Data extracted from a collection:
**********

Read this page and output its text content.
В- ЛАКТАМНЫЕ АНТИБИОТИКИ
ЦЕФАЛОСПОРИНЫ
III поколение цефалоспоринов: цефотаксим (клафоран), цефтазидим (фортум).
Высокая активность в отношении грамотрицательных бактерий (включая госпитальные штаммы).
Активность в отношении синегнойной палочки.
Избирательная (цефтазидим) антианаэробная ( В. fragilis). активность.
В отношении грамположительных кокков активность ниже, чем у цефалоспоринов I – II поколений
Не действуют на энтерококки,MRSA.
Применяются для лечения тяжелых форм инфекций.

**********

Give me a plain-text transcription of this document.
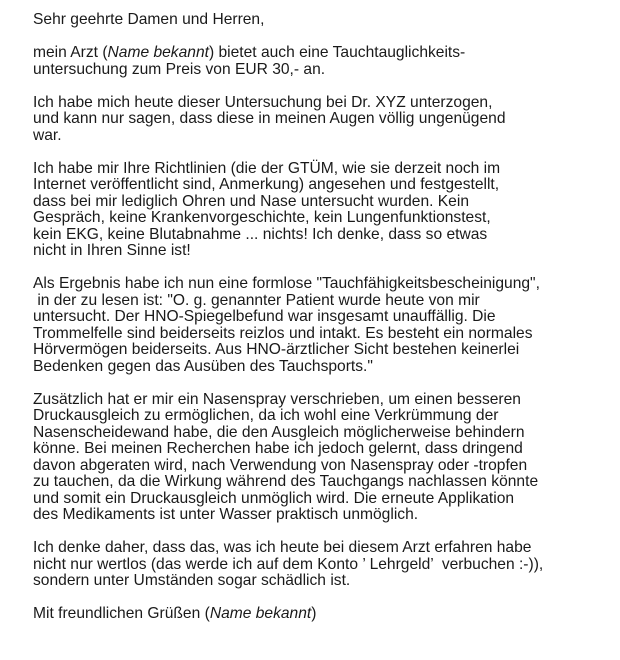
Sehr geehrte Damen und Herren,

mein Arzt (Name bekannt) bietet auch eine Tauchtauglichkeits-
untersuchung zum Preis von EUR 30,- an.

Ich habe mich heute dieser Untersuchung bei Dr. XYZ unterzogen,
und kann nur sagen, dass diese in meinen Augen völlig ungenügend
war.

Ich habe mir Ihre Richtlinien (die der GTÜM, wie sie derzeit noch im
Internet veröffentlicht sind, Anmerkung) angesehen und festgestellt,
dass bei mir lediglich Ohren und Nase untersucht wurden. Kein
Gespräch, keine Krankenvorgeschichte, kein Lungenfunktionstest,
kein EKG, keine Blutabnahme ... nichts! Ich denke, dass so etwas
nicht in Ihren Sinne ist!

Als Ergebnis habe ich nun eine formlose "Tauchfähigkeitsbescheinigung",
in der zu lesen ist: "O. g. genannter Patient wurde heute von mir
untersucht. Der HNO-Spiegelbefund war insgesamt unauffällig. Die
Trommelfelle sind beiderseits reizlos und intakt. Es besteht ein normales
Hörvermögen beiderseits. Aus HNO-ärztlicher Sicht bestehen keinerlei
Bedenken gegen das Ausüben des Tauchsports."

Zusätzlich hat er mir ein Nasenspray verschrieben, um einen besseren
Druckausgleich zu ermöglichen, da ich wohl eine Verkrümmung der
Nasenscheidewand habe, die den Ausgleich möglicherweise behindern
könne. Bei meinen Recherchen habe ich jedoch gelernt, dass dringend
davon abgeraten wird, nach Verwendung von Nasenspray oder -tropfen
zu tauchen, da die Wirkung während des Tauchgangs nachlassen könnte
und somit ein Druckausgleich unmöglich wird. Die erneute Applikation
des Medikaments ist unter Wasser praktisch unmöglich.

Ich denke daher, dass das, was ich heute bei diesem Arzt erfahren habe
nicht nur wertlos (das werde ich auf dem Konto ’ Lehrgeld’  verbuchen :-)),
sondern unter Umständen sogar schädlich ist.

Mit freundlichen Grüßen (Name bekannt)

**********

**Request**
Lines holding the word "Name" in the entries above are the ones to pull out. Copy them all.

**Result**
mein Arzt (Name bekannt) bietet auch eine Tauchtauglichkeits-
Mit freundlichen Grüßen (Name bekannt)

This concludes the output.